• [EXERCISE REQUIREMENTS]:
Each line holding the word "copy" counts once; give the total and nothing more.

Start of EXERCISE INPUTS

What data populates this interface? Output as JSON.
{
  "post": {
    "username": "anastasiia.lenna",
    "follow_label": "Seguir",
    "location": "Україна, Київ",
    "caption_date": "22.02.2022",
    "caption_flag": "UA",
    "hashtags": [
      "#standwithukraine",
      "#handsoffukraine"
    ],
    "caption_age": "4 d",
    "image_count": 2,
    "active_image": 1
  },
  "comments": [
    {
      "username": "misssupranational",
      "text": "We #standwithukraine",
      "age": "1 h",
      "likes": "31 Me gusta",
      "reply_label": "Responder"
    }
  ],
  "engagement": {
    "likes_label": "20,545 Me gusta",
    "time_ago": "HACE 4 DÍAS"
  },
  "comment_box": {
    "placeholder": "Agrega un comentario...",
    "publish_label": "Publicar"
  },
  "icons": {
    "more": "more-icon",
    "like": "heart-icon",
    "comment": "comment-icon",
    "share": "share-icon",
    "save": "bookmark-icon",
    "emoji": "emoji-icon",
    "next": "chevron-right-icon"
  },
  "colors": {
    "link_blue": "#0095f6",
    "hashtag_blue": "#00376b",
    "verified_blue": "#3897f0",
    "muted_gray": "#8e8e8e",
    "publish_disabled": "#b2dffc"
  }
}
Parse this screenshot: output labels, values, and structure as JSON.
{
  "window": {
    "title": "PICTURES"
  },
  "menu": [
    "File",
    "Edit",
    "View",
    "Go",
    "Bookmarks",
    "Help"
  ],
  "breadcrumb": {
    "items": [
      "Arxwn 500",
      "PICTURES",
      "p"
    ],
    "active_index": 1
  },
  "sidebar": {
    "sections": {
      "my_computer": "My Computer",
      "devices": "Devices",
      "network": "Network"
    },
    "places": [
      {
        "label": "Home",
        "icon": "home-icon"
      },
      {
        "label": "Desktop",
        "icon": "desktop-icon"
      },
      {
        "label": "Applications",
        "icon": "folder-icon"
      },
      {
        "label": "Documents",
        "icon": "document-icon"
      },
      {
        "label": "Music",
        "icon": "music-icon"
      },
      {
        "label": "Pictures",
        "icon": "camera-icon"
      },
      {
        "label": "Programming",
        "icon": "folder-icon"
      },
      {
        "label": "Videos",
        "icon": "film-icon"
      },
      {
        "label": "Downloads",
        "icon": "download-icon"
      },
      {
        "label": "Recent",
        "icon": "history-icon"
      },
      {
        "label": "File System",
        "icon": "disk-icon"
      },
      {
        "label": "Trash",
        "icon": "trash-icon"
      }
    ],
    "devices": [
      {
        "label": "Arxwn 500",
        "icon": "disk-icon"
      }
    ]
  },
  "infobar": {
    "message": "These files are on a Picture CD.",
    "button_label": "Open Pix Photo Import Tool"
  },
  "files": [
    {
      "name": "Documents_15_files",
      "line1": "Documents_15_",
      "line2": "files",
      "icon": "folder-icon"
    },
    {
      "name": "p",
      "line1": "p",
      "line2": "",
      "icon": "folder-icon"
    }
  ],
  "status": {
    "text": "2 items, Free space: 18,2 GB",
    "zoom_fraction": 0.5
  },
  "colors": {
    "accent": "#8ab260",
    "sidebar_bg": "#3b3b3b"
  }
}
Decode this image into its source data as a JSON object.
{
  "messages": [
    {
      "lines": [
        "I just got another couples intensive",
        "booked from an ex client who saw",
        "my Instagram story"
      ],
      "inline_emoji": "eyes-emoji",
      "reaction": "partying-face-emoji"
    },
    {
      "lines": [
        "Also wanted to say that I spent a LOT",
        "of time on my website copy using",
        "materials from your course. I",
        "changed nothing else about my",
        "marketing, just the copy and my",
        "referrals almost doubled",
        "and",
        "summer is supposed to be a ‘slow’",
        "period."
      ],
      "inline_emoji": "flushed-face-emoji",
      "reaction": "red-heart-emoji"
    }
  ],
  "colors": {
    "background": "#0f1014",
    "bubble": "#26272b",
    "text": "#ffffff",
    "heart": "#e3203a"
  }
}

End of EXERCISE INPUTS

• [ANSWER TO THIS PROBLEM]:
2